= Goal =
Output the items verbatim from their first line through the line containing "fold-toggle-icon[interactable]: ⊟ [11, 188, 17, 196]", inclusive of both, and nothing more.

= Rows =
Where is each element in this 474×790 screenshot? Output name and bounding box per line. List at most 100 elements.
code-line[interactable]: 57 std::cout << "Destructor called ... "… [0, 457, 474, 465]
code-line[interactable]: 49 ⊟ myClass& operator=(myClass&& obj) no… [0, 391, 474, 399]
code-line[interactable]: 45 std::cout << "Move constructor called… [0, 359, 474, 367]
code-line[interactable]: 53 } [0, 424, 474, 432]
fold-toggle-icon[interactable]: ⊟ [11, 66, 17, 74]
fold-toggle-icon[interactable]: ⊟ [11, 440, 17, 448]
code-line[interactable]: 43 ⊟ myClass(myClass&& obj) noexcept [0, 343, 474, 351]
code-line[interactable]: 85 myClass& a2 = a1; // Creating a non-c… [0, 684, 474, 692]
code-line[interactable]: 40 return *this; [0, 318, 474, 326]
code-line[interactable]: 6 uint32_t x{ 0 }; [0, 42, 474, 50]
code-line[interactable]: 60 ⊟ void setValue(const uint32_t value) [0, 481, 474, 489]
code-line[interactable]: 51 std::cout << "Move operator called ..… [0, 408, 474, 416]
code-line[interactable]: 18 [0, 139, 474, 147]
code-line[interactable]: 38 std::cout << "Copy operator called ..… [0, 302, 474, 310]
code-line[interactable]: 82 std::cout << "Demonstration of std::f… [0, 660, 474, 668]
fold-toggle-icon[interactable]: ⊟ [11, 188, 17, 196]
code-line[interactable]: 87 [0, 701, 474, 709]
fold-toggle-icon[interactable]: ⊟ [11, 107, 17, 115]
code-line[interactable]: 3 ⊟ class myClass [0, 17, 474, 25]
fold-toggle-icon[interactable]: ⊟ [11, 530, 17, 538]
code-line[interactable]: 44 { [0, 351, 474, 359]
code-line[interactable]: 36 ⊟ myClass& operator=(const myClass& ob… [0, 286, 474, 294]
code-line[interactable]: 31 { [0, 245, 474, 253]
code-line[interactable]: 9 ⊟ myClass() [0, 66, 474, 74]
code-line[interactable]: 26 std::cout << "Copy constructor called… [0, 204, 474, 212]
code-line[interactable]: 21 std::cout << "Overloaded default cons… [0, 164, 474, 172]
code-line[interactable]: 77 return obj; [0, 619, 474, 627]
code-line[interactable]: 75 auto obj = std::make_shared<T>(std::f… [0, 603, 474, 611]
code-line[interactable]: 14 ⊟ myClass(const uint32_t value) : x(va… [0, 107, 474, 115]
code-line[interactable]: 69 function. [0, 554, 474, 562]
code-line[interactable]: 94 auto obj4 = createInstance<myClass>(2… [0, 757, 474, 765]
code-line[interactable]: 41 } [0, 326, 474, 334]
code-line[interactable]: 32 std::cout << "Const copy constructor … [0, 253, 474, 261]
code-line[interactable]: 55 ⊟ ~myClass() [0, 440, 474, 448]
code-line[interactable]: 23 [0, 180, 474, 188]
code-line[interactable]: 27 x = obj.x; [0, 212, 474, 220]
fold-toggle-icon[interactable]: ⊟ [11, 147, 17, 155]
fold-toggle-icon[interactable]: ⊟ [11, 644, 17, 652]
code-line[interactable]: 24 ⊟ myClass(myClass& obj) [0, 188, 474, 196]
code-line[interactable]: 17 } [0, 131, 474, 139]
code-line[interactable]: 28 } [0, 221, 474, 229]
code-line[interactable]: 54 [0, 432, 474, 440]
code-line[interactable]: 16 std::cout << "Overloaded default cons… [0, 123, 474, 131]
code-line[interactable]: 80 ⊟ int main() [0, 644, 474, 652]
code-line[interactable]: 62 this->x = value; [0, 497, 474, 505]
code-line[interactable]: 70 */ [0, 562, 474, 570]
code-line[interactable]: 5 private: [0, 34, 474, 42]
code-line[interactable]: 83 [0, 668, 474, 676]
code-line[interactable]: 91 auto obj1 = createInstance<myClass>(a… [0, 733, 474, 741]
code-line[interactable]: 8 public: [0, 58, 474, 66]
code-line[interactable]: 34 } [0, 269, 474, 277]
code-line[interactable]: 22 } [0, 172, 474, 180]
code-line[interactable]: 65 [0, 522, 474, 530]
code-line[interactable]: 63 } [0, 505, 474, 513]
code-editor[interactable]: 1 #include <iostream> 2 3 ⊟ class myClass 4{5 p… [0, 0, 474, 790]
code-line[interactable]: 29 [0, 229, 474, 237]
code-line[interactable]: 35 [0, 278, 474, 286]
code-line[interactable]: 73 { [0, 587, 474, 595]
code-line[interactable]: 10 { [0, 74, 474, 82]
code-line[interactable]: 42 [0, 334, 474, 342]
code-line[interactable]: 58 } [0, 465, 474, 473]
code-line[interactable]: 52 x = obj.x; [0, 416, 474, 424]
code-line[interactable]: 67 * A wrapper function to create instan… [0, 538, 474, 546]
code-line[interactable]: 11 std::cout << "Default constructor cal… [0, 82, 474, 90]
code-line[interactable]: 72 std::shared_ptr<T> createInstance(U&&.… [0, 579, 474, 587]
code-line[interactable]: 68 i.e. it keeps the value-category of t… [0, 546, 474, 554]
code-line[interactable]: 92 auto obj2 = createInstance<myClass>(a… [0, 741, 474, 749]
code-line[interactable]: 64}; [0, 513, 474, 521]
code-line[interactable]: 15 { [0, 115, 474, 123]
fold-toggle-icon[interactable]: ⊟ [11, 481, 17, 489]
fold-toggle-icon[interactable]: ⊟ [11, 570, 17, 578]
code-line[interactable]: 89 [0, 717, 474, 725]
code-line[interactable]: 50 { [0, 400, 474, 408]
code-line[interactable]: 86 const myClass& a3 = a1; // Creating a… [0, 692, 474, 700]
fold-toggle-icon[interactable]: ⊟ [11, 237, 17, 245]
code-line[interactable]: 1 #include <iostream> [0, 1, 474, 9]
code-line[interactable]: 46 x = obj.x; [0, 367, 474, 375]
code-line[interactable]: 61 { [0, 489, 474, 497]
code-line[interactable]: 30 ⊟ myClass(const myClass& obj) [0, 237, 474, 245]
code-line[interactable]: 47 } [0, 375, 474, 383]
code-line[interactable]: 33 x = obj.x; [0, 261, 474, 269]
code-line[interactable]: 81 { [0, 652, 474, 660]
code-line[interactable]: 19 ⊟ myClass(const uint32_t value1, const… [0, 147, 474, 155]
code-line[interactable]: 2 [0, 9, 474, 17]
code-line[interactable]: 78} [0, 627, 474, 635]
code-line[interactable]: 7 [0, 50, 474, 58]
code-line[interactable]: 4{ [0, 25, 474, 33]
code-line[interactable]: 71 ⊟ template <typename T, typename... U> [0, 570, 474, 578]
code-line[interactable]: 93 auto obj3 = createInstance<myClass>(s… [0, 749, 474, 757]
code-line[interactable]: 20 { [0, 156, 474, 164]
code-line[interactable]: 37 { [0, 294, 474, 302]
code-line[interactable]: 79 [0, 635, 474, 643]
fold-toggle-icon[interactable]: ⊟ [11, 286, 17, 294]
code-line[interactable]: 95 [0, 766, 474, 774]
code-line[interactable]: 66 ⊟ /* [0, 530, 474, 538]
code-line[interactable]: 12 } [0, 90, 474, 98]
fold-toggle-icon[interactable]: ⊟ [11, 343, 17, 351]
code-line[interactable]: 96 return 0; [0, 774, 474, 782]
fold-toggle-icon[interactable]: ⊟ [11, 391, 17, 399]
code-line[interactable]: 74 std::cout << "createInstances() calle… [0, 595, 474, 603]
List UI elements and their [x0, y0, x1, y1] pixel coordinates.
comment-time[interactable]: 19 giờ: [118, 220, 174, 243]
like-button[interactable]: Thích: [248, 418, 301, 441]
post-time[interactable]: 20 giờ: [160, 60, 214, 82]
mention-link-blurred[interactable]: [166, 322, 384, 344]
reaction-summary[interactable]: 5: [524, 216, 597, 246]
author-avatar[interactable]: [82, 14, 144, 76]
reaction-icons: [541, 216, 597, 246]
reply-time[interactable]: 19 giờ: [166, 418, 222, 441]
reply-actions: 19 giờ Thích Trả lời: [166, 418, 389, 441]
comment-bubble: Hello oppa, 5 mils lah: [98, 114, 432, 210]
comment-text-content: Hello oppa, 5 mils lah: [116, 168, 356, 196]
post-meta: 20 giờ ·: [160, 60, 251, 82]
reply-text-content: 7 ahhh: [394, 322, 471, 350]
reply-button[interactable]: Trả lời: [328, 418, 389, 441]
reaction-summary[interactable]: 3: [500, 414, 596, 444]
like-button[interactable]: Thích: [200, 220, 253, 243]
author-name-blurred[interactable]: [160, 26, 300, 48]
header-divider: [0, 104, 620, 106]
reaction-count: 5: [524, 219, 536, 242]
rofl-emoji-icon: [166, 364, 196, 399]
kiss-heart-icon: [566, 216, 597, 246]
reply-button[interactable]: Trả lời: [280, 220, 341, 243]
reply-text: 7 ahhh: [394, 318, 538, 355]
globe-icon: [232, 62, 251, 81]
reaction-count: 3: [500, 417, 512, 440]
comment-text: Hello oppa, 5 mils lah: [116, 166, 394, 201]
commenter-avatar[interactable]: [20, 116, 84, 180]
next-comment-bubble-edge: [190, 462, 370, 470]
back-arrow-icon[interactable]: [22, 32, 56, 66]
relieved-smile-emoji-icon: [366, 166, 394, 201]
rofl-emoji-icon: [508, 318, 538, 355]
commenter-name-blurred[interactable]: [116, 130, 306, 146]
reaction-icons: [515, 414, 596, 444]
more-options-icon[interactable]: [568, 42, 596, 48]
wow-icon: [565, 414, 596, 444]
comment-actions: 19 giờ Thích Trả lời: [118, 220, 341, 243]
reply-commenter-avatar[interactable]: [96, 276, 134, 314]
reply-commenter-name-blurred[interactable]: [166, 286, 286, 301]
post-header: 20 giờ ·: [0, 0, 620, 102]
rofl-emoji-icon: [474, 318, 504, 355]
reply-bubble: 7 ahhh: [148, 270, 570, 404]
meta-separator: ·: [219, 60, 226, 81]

= Solution below =
Where is each element in this 474×790 screenshot? Output name and bounding box per line. List at most 100 elements.
code-line[interactable]: 57 std::cout << "Destructor called ... "… [0, 457, 474, 465]
code-line[interactable]: 49 ⊟ myClass& operator=(myClass&& obj) no… [0, 391, 474, 399]
code-line[interactable]: 45 std::cout << "Move constructor called… [0, 359, 474, 367]
code-line[interactable]: 53 } [0, 424, 474, 432]
fold-toggle-icon[interactable]: ⊟ [11, 66, 17, 74]
fold-toggle-icon[interactable]: ⊟ [11, 440, 17, 448]
code-line[interactable]: 43 ⊟ myClass(myClass&& obj) noexcept [0, 343, 474, 351]
code-line[interactable]: 85 myClass& a2 = a1; // Creating a non-c… [0, 684, 474, 692]
code-line[interactable]: 40 return *this; [0, 318, 474, 326]
code-line[interactable]: 6 uint32_t x{ 0 }; [0, 42, 474, 50]
code-line[interactable]: 60 ⊟ void setValue(const uint32_t value) [0, 481, 474, 489]
code-line[interactable]: 51 std::cout << "Move operator called ..… [0, 408, 474, 416]
code-line[interactable]: 18 [0, 139, 474, 147]
code-line[interactable]: 38 std::cout << "Copy operator called ..… [0, 302, 474, 310]
code-line[interactable]: 82 std::cout << "Demonstration of std::f… [0, 660, 474, 668]
fold-toggle-icon[interactable]: ⊟ [11, 188, 17, 196]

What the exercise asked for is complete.